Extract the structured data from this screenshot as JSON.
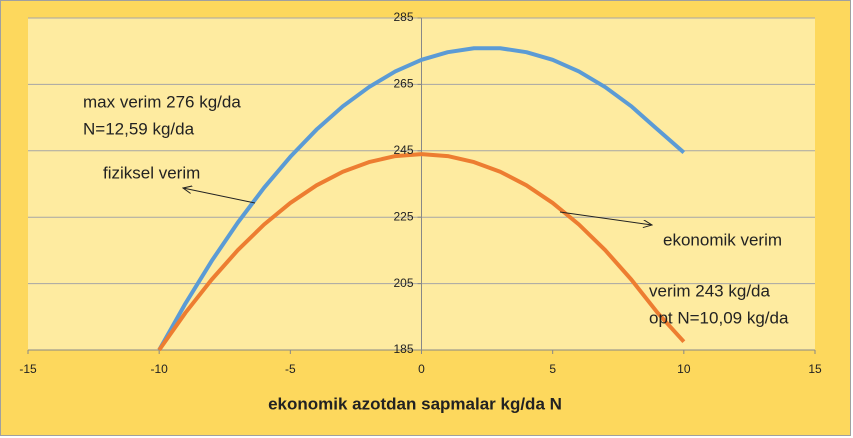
{
  "chart_data": {
    "type": "line",
    "x_label": "ekonomik azotdan sapmalar kg/da  N",
    "annotations": [
      "max verim 276 kg/da",
      "N=12,59 kg/da",
      "verim 243 kg/da",
      "opt N=10,09 kg/da"
    ],
    "x": [
      -10,
      -9,
      -8,
      -7,
      -6,
      -5,
      -4,
      -3,
      -2,
      -1,
      0,
      1,
      2,
      3,
      4,
      5,
      6,
      7,
      8,
      9,
      10
    ],
    "series": [
      {
        "name": "fiziksel verim",
        "color": "#5b9bd5",
        "values": [
          185,
          199,
          211.8,
          223.4,
          233.9,
          243.2,
          251.4,
          258.4,
          264.2,
          268.9,
          272.4,
          274.7,
          275.9,
          275.9,
          274.7,
          272.4,
          268.9,
          264.2,
          258.4,
          251.4,
          244.5
        ]
      },
      {
        "name": "ekonomik verim",
        "color": "#ed7d31",
        "values": [
          185,
          196.2,
          206.2,
          215.1,
          222.8,
          229.3,
          234.6,
          238.7,
          241.6,
          243.4,
          244,
          243.4,
          241.6,
          238.7,
          234.6,
          229.3,
          222.8,
          215.1,
          206.2,
          196.2,
          187.5
        ]
      }
    ],
    "xlim": [
      -15,
      15
    ],
    "xticks": [
      -15,
      -10,
      -5,
      0,
      5,
      10,
      15
    ],
    "ylim": [
      185,
      285
    ],
    "yticks": [
      185,
      205,
      225,
      245,
      265,
      285
    ],
    "grid": true
  }
}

######

Reproduce every entry exactly, but omit each picture.

_Answer for this exercise_:
Extract the structured data from this screenshot as JSON.
{
  "chart_data": {
    "type": "line",
    "x_label": "ekonomik azotdan sapmalar kg/da  N",
    "annotations": [
      "max verim 276 kg/da",
      "N=12,59 kg/da",
      "verim 243 kg/da",
      "opt N=10,09 kg/da"
    ],
    "x": [
      -10,
      -9,
      -8,
      -7,
      -6,
      -5,
      -4,
      -3,
      -2,
      -1,
      0,
      1,
      2,
      3,
      4,
      5,
      6,
      7,
      8,
      9,
      10
    ],
    "series": [
      {
        "name": "fiziksel verim",
        "color": "#5b9bd5",
        "values": [
          185,
          199,
          211.8,
          223.4,
          233.9,
          243.2,
          251.4,
          258.4,
          264.2,
          268.9,
          272.4,
          274.7,
          275.9,
          275.9,
          274.7,
          272.4,
          268.9,
          264.2,
          258.4,
          251.4,
          244.5
        ]
      },
      {
        "name": "ekonomik verim",
        "color": "#ed7d31",
        "values": [
          185,
          196.2,
          206.2,
          215.1,
          222.8,
          229.3,
          234.6,
          238.7,
          241.6,
          243.4,
          244,
          243.4,
          241.6,
          238.7,
          234.6,
          229.3,
          222.8,
          215.1,
          206.2,
          196.2,
          187.5
        ]
      }
    ],
    "xlim": [
      -15,
      15
    ],
    "xticks": [
      -15,
      -10,
      -5,
      0,
      5,
      10,
      15
    ],
    "ylim": [
      185,
      285
    ],
    "yticks": [
      185,
      205,
      225,
      245,
      265,
      285
    ],
    "grid": true
  }
}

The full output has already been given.